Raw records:
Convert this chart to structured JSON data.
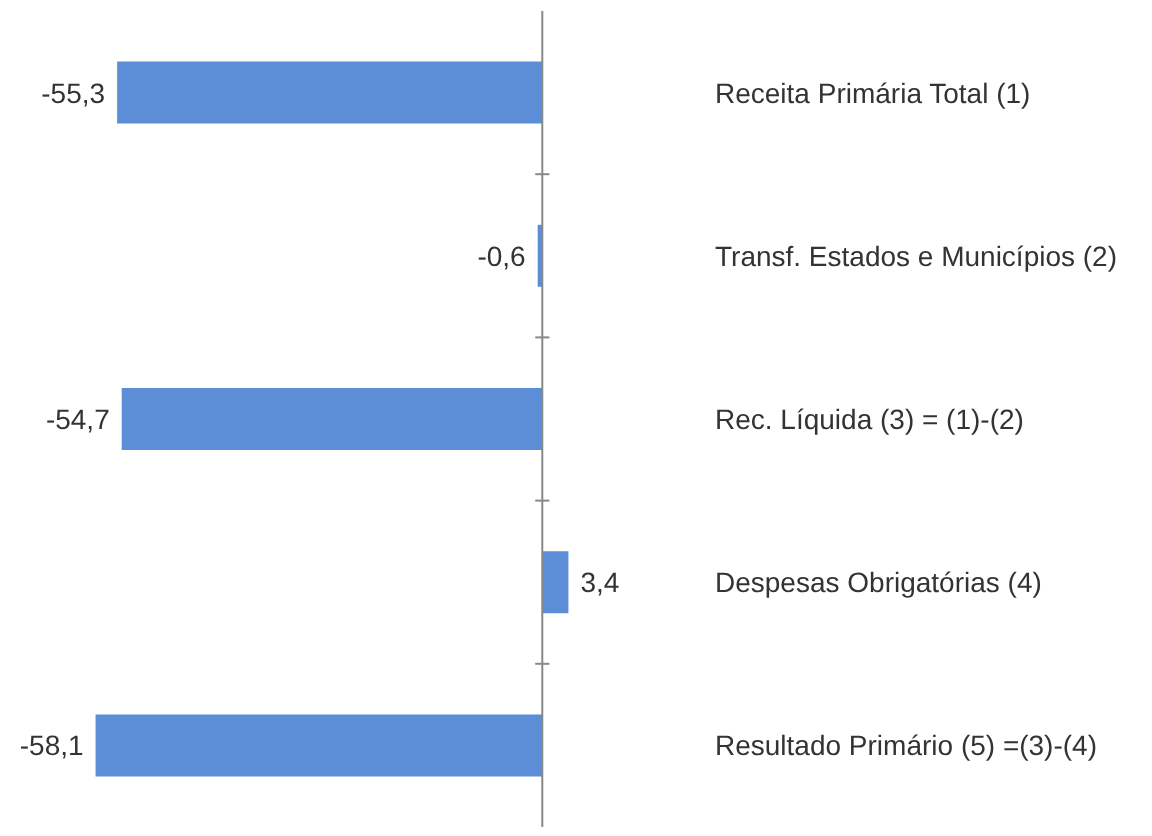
{
  "chart_data": {
    "type": "bar",
    "orientation": "horizontal",
    "categories": [
      "Receita Primária Total (1)",
      "Transf. Estados e Municípios (2)",
      "Rec. Líquida (3) = (1)-(2)",
      "Despesas Obrigatórias (4)",
      "Resultado Primário (5) =(3)-(4)"
    ],
    "values": [
      -55.3,
      -0.6,
      -54.7,
      3.4,
      -58.1
    ],
    "value_labels": [
      "-55,3",
      "-0,6",
      "-54,7",
      "3,4",
      "-58,1"
    ],
    "color": "#5b8ed6"
  }
}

STATED GOAL: Copy each line in full and exactly, omitting any picture.

COMPLETED EXERCISE:
Convert this chart to structured JSON data.
{
  "chart_data": {
    "type": "bar",
    "orientation": "horizontal",
    "categories": [
      "Receita Primária Total (1)",
      "Transf. Estados e Municípios (2)",
      "Rec. Líquida (3) = (1)-(2)",
      "Despesas Obrigatórias (4)",
      "Resultado Primário (5) =(3)-(4)"
    ],
    "values": [
      -55.3,
      -0.6,
      -54.7,
      3.4,
      -58.1
    ],
    "value_labels": [
      "-55,3",
      "-0,6",
      "-54,7",
      "3,4",
      "-58,1"
    ],
    "color": "#5b8ed6"
  }
}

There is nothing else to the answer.